▶ [Задание 1]
Проверьте по воспоминаниям о Тынянове ниже, верны ли утверждения: (a) в те дни автор писал исключительно для себя; (b) витрина на улице Лассаля произвела на автора сильное впечатление; (c) впервые автор увидел Тынянова на фотоснимке. На каждое ответьте «да» или «нет» и приведите решающие слова из текста.
▶ [Задание 2]
На какой улице находилась витрина, о которой говорится в воспоминаниях о Тынянове ниже?

### Источник ###

Портреты и встречи (Воспоминания о Тынянове) - Страница 28
В те дни я много и упорно писал и в стихах и в прозе, но исключительно «для себя». С самого нежного детства, и сам не знаю почему, я дал себе слово — стать писателем. Именно этот род человеческой деятельности по причинам, которые я затрудняюсь объяснить, представлялся мне вершиной всякого благородства и блаженства. Но как добиться этого блаженства, я не только не знал, но, по правде сказать, в те годы даже мало и думал.
Витрина на улице Лассаля не произвела на меня особого впечатления. И я признателен жалкому человеку в технологической или почтового ведомства фуражке: он запал мне в душу, как некий «индекс», и сохранил память о том, как я впервые в жизни увидел Ю. Н. Тынянова. Пусть не в лицо, а на фотоснимке.

### Исходные данные ###

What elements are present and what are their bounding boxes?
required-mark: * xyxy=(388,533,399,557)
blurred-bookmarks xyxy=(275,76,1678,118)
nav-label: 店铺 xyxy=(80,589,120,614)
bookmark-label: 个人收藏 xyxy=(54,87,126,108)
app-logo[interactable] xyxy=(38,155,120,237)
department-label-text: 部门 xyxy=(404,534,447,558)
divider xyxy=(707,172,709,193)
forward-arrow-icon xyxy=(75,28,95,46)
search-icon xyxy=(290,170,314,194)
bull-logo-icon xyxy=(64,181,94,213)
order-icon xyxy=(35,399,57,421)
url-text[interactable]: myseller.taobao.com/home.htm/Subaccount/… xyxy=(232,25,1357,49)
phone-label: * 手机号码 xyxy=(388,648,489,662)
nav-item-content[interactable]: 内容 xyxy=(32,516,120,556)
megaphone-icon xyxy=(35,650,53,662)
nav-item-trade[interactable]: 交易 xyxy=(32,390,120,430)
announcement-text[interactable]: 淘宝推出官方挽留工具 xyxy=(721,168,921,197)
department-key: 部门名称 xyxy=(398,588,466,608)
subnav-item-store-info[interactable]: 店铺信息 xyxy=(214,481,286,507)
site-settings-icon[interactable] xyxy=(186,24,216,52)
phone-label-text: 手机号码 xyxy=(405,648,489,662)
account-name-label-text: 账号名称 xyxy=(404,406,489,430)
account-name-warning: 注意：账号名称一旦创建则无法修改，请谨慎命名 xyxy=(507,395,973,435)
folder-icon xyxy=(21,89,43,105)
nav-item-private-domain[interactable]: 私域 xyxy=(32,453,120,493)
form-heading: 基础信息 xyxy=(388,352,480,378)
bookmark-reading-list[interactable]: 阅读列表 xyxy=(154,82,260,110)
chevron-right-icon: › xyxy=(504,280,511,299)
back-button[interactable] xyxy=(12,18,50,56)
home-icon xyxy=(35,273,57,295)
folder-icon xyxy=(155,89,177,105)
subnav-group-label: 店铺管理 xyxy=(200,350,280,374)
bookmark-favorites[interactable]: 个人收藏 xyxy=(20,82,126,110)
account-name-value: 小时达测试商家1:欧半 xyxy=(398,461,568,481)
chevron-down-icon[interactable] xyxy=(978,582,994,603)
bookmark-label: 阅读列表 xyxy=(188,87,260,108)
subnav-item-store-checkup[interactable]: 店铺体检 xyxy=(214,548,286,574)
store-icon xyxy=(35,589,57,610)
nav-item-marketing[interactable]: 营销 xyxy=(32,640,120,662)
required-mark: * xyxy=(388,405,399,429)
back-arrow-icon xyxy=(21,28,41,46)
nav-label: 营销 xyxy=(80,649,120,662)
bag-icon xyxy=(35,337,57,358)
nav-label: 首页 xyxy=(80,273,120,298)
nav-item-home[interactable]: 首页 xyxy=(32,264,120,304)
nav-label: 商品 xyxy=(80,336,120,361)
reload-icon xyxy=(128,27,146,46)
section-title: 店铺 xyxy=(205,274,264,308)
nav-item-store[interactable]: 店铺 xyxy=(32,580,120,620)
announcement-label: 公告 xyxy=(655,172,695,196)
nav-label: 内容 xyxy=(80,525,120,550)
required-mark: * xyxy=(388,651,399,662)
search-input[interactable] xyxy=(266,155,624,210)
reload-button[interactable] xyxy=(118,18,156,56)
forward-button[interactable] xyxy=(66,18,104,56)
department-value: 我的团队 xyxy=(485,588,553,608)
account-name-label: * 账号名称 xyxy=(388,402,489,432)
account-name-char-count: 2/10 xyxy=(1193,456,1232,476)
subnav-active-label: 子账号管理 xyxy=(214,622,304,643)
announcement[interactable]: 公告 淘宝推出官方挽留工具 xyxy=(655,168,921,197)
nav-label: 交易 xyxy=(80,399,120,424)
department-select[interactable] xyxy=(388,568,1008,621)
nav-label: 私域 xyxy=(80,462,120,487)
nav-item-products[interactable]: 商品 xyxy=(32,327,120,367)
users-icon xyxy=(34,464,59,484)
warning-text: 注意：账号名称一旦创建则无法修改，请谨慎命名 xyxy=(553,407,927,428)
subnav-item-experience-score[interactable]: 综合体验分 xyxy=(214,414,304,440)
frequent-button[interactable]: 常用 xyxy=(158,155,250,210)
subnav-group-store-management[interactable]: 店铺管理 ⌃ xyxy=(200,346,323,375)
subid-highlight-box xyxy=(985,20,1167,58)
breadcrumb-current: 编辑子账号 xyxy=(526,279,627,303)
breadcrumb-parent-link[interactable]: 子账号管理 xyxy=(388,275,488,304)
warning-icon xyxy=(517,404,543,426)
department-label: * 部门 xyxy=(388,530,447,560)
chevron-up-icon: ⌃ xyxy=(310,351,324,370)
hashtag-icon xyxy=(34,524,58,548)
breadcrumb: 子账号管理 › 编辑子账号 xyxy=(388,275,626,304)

###

▶ [Полный ответ 1]
(a) Да: «в те дни я много и упорно писал и в стихах и в прозе, но исключительно «для себя»».
(b) Нет: «Витрина на улице Лассаля не произвела на меня особого впечатления».
(c) Да: «Пусть не в лицо, а на фотоснимке».

▶ [Полный ответ 2]
На улице Лассаля.